## Begin Page excerpt

Saturday, April 22, 2017

Where to Start?

We have lived in our lovely rental house out in the country side of San Miguel de Allende for 3 years and always breathed a grateful sigh when we walked in the door to a house filled with light, 2 bedrooms suites and 2 separate art studios and a big kitchen. The location and services left much to be desired, but the house was almost reward enough for all the inconveniences. We were seriously considering signing another 3 year lease; then Easter Sunday night, my daughter walked out our front door to get a better cell phone signal (we have no land line) and she was attacked by 2 men, one woman and a couple of dogs. She survived with many bruises and a broken blood vessel in her eye, but our puppy who was with her, suffered deep bites from the attack dogs.

That settled it. We can no longer live in this area. We called the police and our community guard; neither responded.

So now we are on a mission to find our next rental house and are seeing parts of San Miguel we didn't know existed. It has grown more than I had imagined.

99% of friends and people we do not know personally responded with offers of help,and  offers of safe places to stay until we can move. It has been deeply touching. Of course there are always others who blame the victims.

## End Page excerpt
## Begin Raw data

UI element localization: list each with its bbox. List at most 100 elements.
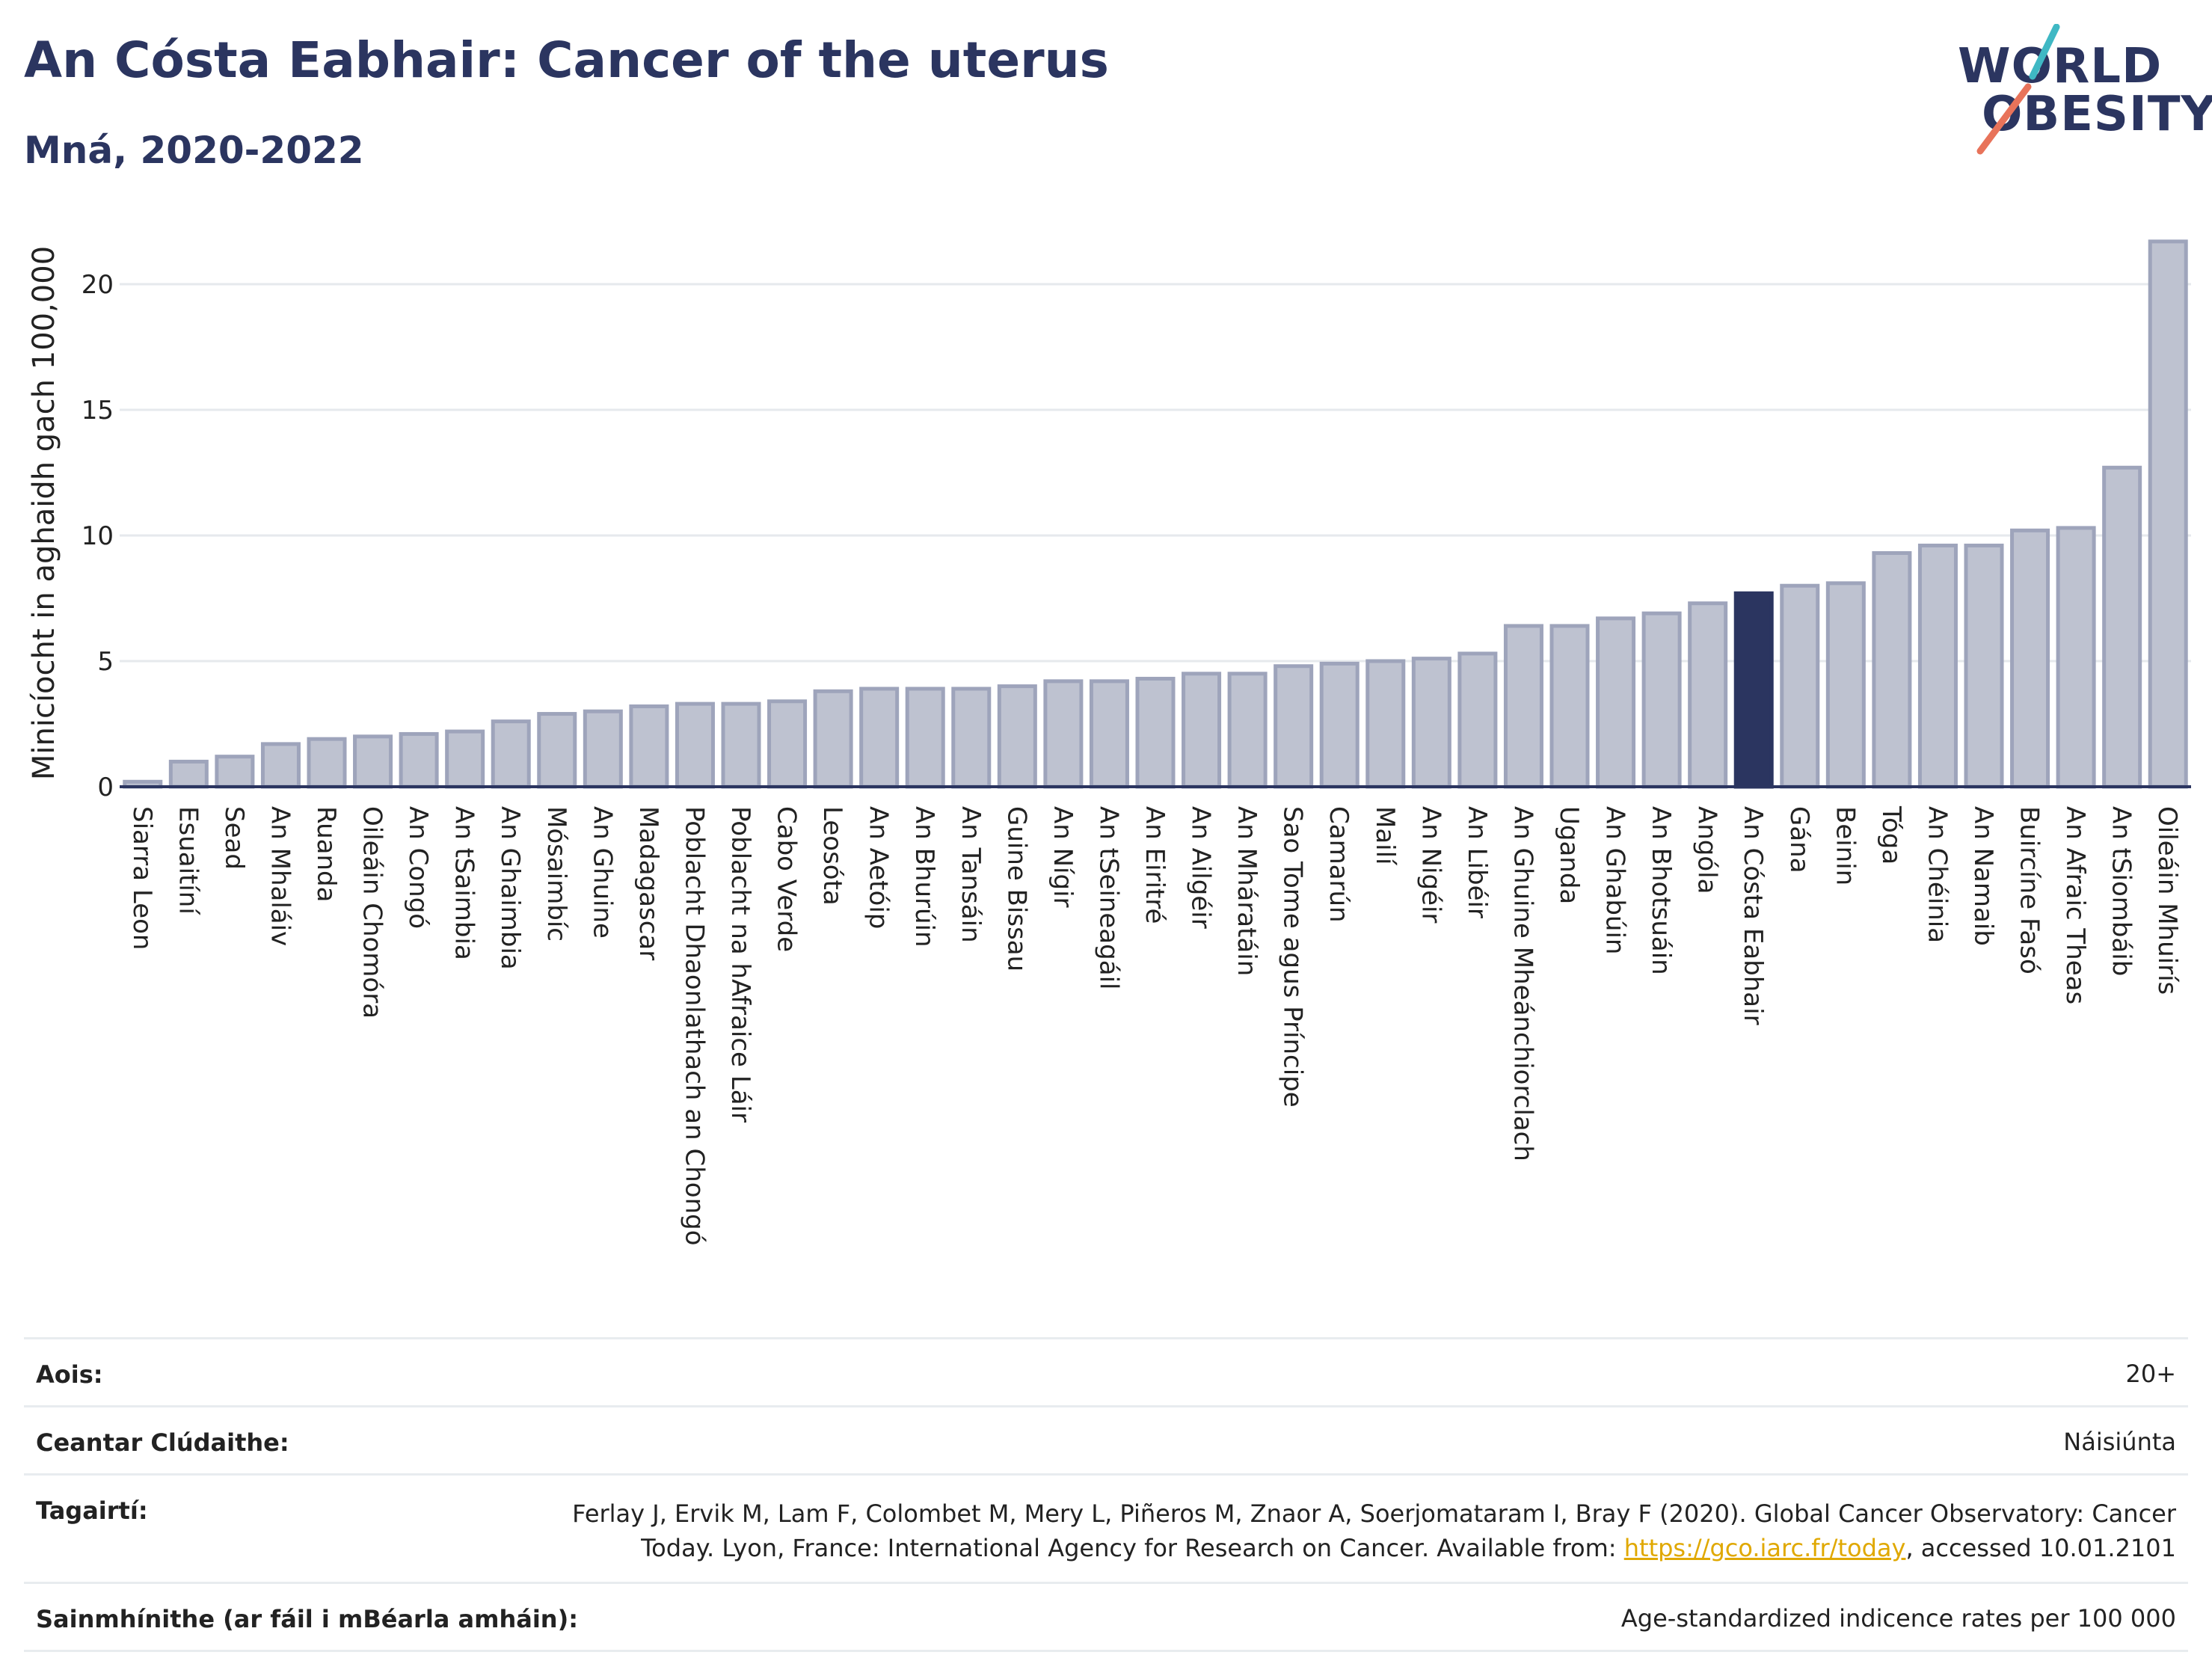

## End Raw data

* Exercise 1: Rewrite the stretch of the San Miguel blog post from "Where to Start?" through "guard; neither responded.", putting "young dog" in place of "puppy".
* Exercise 2: Write the next part of the San Miguel blog post, picking up after its final sentence.
The listing has no connection to the San Miguel blog post.

* Result 1:
Where to Start?

We have lived in our lovely rental house out in the country side of San Miguel de Allende for 3 years and always breathed a grateful sigh when we walked in the door to a house filled with light, 2 bedrooms suites and 2 separate art studios and a big kitchen. The location and services left much to be desired, but the house was almost reward enough for all the inconveniences. We were seriously considering signing another 3 year lease; then Easter Sunday night, my daughter walked out our front door to get a better cell phone signal (we have no land line) and she was attacked by 2 men, one woman and a couple of dogs. She survived with many bruises and a broken blood vessel in her eye, but our young dog who was with her, suffered deep bites from the attack dogs.

That settled it. We can no longer live in this area. We called the police and our community guard; neither responded.

* Result 2:
But now I look around and think about packing all our our stuff. Just our 2 studios will take days. I walk in my studio, thinking about where to start and I walk out...

Take a look at what confronts me - and this is just my studio, not my daughter's.






Thursday, April 13, 2017

Process of a Mixed Media Painting

I found that many of you like seeing the process of my paintings. Here is one that is part of my Transformations series:
Quick oil sketch

some detail added

more oil painting and scraping

added encaustic medium covering the whole painting, and chan butterflies and back ground


I didn't feel the orange was right and changed the back ground, eyes and butterfly to blue and took out the butterfly in her hair. It is framed with a simple black wood frame.

Wednesday, April 5, 2017

Encasutic vs Cold Wax

I have been enjoying working in cold wax and oil and found that I it  allows me to feel free and more spontaneous. I am not sure why that is, but perhaps being able to work upright through the whole process in cold wax gets me into a rhythm, rather than having to work flat most of the time with encaustic.  I do put the encaustic paintings on the easel for better viewing, but most of the time I fuse when the painting is on a table.

Of course the end results of the surfaces of the two techniques are different. The finish of an encaustic painting is sensuous and I can't resist stroking it.  I just finished an encaustic diptych after working for weeks with cold wax and oil and found that by using the same unrestricted primary under painting with the hot wax, I felt unconfined and that the pulse of painting moved like a dance.

I start a cold wax painting with wide sweeps of acrylic paint. With the latest encaustic work I started with wide brushes and oil washes.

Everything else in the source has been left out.